◆ **WORK TO DO**
Restate the complete material exactly.

◆ **ENTRIES PROVIDED**
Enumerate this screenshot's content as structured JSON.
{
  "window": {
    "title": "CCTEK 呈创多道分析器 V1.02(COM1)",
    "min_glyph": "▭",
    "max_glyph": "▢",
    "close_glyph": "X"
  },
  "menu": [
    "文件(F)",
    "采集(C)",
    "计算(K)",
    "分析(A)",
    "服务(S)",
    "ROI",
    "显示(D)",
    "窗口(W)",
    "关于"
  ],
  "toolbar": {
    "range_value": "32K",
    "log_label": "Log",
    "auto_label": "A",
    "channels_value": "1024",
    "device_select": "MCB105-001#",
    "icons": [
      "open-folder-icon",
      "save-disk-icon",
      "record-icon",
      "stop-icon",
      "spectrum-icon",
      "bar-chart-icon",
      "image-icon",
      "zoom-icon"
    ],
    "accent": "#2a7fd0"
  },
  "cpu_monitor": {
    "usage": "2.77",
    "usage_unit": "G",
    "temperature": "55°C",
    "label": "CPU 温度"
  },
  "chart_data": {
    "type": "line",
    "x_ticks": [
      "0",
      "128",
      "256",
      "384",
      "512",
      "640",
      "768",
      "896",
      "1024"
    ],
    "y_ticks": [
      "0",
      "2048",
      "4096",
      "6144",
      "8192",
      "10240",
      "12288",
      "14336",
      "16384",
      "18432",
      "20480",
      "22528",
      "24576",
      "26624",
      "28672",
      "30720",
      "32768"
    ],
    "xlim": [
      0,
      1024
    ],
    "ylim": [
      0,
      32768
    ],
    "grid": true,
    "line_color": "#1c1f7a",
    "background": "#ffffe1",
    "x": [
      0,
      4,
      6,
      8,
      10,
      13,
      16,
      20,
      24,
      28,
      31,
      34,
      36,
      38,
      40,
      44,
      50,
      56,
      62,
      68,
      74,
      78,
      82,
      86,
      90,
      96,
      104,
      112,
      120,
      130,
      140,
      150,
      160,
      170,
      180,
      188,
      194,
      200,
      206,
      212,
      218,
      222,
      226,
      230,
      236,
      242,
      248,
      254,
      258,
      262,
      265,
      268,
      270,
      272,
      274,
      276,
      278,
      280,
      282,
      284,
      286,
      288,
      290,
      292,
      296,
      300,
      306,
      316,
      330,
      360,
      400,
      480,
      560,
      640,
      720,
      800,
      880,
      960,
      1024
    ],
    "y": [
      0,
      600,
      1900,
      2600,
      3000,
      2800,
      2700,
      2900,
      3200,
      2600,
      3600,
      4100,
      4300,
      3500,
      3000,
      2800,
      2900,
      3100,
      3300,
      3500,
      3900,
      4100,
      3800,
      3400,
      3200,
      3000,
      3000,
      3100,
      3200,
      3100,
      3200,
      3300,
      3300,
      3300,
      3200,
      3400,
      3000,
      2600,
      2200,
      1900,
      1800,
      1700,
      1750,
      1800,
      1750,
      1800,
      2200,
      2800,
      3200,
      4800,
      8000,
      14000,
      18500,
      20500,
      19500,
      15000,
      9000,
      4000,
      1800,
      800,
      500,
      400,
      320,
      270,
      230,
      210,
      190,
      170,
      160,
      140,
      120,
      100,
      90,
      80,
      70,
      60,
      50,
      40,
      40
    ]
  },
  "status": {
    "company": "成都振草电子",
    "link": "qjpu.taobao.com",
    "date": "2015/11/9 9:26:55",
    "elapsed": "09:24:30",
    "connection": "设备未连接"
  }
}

◆ **RESPONSE TO THE EXERCISE**
Enumerate this screenshot's content as structured JSON.
{
  "window": {
    "title": "CCTEK 呈创多道分析器 V1.02(COM1)",
    "min_glyph": "▭",
    "max_glyph": "▢",
    "close_glyph": "X"
  },
  "menu": [
    "文件(F)",
    "采集(C)",
    "计算(K)",
    "分析(A)",
    "服务(S)",
    "ROI",
    "显示(D)",
    "窗口(W)",
    "关于"
  ],
  "toolbar": {
    "range_value": "32K",
    "log_label": "Log",
    "auto_label": "A",
    "channels_value": "1024",
    "device_select": "MCB105-001#",
    "icons": [
      "open-folder-icon",
      "save-disk-icon",
      "record-icon",
      "stop-icon",
      "spectrum-icon",
      "bar-chart-icon",
      "image-icon",
      "zoom-icon"
    ],
    "accent": "#2a7fd0"
  },
  "cpu_monitor": {
    "usage": "2.77",
    "usage_unit": "G",
    "temperature": "55°C",
    "label": "CPU 温度"
  },
  "chart_data": {
    "type": "line",
    "x_ticks": [
      "0",
      "128",
      "256",
      "384",
      "512",
      "640",
      "768",
      "896",
      "1024"
    ],
    "y_ticks": [
      "0",
      "2048",
      "4096",
      "6144",
      "8192",
      "10240",
      "12288",
      "14336",
      "16384",
      "18432",
      "20480",
      "22528",
      "24576",
      "26624",
      "28672",
      "30720",
      "32768"
    ],
    "xlim": [
      0,
      1024
    ],
    "ylim": [
      0,
      32768
    ],
    "grid": true,
    "line_color": "#1c1f7a",
    "background": "#ffffe1",
    "x": [
      0,
      4,
      6,
      8,
      10,
      13,
      16,
      20,
      24,
      28,
      31,
      34,
      36,
      38,
      40,
      44,
      50,
      56,
      62,
      68,
      74,
      78,
      82,
      86,
      90,
      96,
      104,
      112,
      120,
      130,
      140,
      150,
      160,
      170,
      180,
      188,
      194,
      200,
      206,
      212,
      218,
      222,
      226,
      230,
      236,
      242,
      248,
      254,
      258,
      262,
      265,
      268,
      270,
      272,
      274,
      276,
      278,
      280,
      282,
      284,
      286,
      288,
      290,
      292,
      296,
      300,
      306,
      316,
      330,
      360,
      400,
      480,
      560,
      640,
      720,
      800,
      880,
      960,
      1024
    ],
    "y": [
      0,
      600,
      1900,
      2600,
      3000,
      2800,
      2700,
      2900,
      3200,
      2600,
      3600,
      4100,
      4300,
      3500,
      3000,
      2800,
      2900,
      3100,
      3300,
      3500,
      3900,
      4100,
      3800,
      3400,
      3200,
      3000,
      3000,
      3100,
      3200,
      3100,
      3200,
      3300,
      3300,
      3300,
      3200,
      3400,
      3000,
      2600,
      2200,
      1900,
      1800,
      1700,
      1750,
      1800,
      1750,
      1800,
      2200,
      2800,
      3200,
      4800,
      8000,
      14000,
      18500,
      20500,
      19500,
      15000,
      9000,
      4000,
      1800,
      800,
      500,
      400,
      320,
      270,
      230,
      210,
      190,
      170,
      160,
      140,
      120,
      100,
      90,
      80,
      70,
      60,
      50,
      40,
      40
    ]
  },
  "status": {
    "company": "成都振草电子",
    "link": "qjpu.taobao.com",
    "date": "2015/11/9 9:26:55",
    "elapsed": "09:24:30",
    "connection": "设备未连接"
  }
}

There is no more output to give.